**Stated problem**:
Copy out every line of the material below, word for word and line for line, with nothing changed, added, or left out.

── Extracted material ──

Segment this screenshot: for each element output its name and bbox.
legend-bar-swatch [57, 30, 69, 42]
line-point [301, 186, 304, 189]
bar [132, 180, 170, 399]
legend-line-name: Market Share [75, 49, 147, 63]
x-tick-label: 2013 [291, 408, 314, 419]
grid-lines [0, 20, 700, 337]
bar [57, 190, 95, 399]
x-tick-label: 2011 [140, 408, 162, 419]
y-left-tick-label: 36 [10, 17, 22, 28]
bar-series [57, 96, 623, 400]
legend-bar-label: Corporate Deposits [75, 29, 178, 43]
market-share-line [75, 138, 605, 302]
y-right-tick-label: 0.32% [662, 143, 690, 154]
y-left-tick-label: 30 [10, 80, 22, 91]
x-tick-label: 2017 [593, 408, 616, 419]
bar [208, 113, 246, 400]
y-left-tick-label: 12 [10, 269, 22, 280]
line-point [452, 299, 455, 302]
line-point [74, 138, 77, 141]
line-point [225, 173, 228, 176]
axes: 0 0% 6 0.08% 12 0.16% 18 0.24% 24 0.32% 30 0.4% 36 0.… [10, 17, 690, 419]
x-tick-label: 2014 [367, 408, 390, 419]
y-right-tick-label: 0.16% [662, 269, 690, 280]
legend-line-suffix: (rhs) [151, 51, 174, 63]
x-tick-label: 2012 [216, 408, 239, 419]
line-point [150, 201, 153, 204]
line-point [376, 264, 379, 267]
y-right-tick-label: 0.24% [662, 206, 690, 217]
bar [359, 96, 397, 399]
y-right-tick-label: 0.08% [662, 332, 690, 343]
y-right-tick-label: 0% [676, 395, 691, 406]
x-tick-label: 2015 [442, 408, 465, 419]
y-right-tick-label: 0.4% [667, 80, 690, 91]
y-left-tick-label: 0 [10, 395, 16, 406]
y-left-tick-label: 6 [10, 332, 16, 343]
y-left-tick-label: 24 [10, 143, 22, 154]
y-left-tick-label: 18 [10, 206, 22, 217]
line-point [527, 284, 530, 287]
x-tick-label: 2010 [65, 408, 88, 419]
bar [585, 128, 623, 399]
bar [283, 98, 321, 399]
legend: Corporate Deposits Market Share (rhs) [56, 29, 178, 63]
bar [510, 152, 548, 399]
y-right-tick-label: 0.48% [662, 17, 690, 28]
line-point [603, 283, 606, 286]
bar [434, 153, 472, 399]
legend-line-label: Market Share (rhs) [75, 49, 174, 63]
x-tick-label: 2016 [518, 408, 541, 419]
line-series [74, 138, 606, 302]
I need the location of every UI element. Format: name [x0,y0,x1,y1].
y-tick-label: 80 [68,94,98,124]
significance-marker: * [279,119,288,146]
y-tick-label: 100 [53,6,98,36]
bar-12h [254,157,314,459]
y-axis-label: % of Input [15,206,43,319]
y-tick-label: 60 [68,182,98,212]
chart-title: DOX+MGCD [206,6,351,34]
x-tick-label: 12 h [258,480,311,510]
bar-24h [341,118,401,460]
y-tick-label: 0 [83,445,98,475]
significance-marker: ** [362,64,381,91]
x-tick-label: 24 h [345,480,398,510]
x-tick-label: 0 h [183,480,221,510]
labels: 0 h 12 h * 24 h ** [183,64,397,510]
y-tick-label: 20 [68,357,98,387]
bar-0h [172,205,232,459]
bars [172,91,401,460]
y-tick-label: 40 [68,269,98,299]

───

**Task answer**:
Segment this screenshot: for each element output its name and bbox.
legend-bar-swatch [57, 30, 69, 42]
line-point [301, 186, 304, 189]
bar [132, 180, 170, 399]
legend-line-name: Market Share [75, 49, 147, 63]
x-tick-label: 2013 [291, 408, 314, 419]
grid-lines [0, 20, 700, 337]
bar [57, 190, 95, 399]
x-tick-label: 2011 [140, 408, 162, 419]
y-left-tick-label: 36 [10, 17, 22, 28]
bar-series [57, 96, 623, 400]
legend-bar-label: Corporate Deposits [75, 29, 178, 43]
market-share-line [75, 138, 605, 302]
y-right-tick-label: 0.32% [662, 143, 690, 154]
y-left-tick-label: 30 [10, 80, 22, 91]
x-tick-label: 2017 [593, 408, 616, 419]
bar [208, 113, 246, 400]
y-left-tick-label: 12 [10, 269, 22, 280]
line-point [452, 299, 455, 302]
line-point [74, 138, 77, 141]
line-point [225, 173, 228, 176]
axes: 0 0% 6 0.08% 12 0.16% 18 0.24% 24 0.32% 30 0.4% 36 0.… [10, 17, 690, 419]
x-tick-label: 2014 [367, 408, 390, 419]
y-right-tick-label: 0.16% [662, 269, 690, 280]
legend-line-suffix: (rhs) [151, 51, 174, 63]
x-tick-label: 2012 [216, 408, 239, 419]
line-point [150, 201, 153, 204]
line-point [376, 264, 379, 267]
y-right-tick-label: 0.24% [662, 206, 690, 217]
bar [359, 96, 397, 399]
y-right-tick-label: 0.08% [662, 332, 690, 343]
y-right-tick-label: 0% [676, 395, 691, 406]
x-tick-label: 2015 [442, 408, 465, 419]
y-right-tick-label: 0.4% [667, 80, 690, 91]
y-left-tick-label: 0 [10, 395, 16, 406]
y-left-tick-label: 6 [10, 332, 16, 343]
y-left-tick-label: 24 [10, 143, 22, 154]
y-left-tick-label: 18 [10, 206, 22, 217]
line-point [527, 284, 530, 287]
x-tick-label: 2010 [65, 408, 88, 419]
bar [585, 128, 623, 399]
bar [283, 98, 321, 399]
legend: Corporate Deposits Market Share (rhs) [56, 29, 178, 63]
bar [510, 152, 548, 399]
y-right-tick-label: 0.48% [662, 17, 690, 28]
line-point [603, 283, 606, 286]
bar [434, 153, 472, 399]
legend-line-label: Market Share (rhs) [75, 49, 174, 63]
x-tick-label: 2016 [518, 408, 541, 419]
line-series [74, 138, 606, 302]
I need the location of every UI element. Format: name [x0,y0,x1,y1].
y-tick-label: 80 [68,94,98,124]
significance-marker: * [279,119,288,146]
y-tick-label: 100 [53,6,98,36]
bar-12h [254,157,314,459]
y-axis-label: % of Input [15,206,43,319]
y-tick-label: 60 [68,182,98,212]
chart-title: DOX+MGCD [206,6,351,34]
x-tick-label: 12 h [258,480,311,510]
bar-24h [341,118,401,460]
y-tick-label: 0 [83,445,98,475]
significance-marker: ** [362,64,381,91]
x-tick-label: 24 h [345,480,398,510]
x-tick-label: 0 h [183,480,221,510]
labels: 0 h 12 h * 24 h ** [183,64,397,510]
y-tick-label: 20 [68,357,98,387]
bar-0h [172,205,232,459]
bars [172,91,401,460]
y-tick-label: 40 [68,269,98,299]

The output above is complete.